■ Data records
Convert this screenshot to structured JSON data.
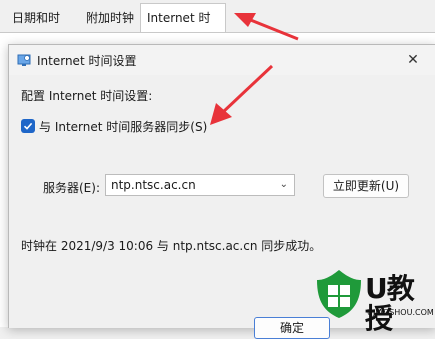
{
  "tabs": [
    "日期和时间",
    "附加时钟",
    "Internet 时间"
  ],
  "dialog": {
    "title": "Internet 时间设置",
    "close_glyph": "✕",
    "section_label": "配置 Internet 时间设置:",
    "sync_label": "与 Internet 时间服务器同步(S)",
    "sync_checked": true,
    "server_label": "服务器(E):",
    "server_value": "ntp.ntsc.ac.cn",
    "update_button": "立即更新(U)",
    "status_text": "时钟在 2021/9/3 10:06 与 ntp.ntsc.ac.cn 同步成功。",
    "ok_button": "确定"
  },
  "watermark": {
    "brand": "U教授",
    "url": "UJIAOSHOU.COM"
  },
  "colors": {
    "accent": "#1e66c8",
    "arrow": "#e8333a"
  }
}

■ PROMPT
Leave out the pictures and transcribe everything else exactly.

■ OUTPUT FOR THIS EXERCISE
Convert this screenshot to structured JSON data.
{
  "tabs": [
    "日期和时间",
    "附加时钟",
    "Internet 时间"
  ],
  "dialog": {
    "title": "Internet 时间设置",
    "close_glyph": "✕",
    "section_label": "配置 Internet 时间设置:",
    "sync_label": "与 Internet 时间服务器同步(S)",
    "sync_checked": true,
    "server_label": "服务器(E):",
    "server_value": "ntp.ntsc.ac.cn",
    "update_button": "立即更新(U)",
    "status_text": "时钟在 2021/9/3 10:06 与 ntp.ntsc.ac.cn 同步成功。",
    "ok_button": "确定"
  },
  "watermark": {
    "brand": "U教授",
    "url": "UJIAOSHOU.COM"
  },
  "colors": {
    "accent": "#1e66c8",
    "arrow": "#e8333a"
  }
}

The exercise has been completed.